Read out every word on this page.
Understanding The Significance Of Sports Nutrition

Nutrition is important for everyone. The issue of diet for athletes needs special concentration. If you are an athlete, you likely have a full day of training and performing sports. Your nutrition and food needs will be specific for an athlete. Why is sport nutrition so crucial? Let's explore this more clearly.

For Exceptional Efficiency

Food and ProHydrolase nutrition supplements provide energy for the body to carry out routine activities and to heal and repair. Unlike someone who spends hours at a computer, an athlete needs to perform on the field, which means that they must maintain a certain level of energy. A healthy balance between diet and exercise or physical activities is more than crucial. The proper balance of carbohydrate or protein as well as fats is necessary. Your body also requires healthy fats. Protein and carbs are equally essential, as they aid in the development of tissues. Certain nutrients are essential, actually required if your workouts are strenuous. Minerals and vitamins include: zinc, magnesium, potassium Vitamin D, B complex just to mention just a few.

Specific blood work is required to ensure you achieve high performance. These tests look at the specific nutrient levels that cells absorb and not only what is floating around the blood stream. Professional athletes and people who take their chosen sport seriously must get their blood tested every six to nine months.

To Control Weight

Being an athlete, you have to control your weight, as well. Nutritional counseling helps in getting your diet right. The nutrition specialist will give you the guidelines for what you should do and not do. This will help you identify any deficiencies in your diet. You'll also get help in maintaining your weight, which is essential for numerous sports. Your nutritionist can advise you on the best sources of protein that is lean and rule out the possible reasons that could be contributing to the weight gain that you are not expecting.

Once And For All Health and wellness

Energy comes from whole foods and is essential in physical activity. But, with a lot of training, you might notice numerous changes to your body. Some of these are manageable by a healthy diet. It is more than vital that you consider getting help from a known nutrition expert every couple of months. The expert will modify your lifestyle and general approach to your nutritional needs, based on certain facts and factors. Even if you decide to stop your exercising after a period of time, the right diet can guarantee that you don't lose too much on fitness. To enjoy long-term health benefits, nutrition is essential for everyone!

## PROBLEM
Write out every line in the data that holds the string "specific".

## REPLY
Nutrition is important for everyone. The issue of diet for athletes needs special concentration. If you are an athlete, you likely have a full day of training and performing sports. Your nutrition and food needs will be specific for an athlete. Why is sport nutrition so crucial? Let's explore this more clearly.
Specific blood work is required to ensure you achieve high performance. These tests look at the specific nutrient levels that cells absorb and not only what is floating around the blood stream. Professional athletes and people who take their chosen sport seriously must get their blood tested every six to nine months.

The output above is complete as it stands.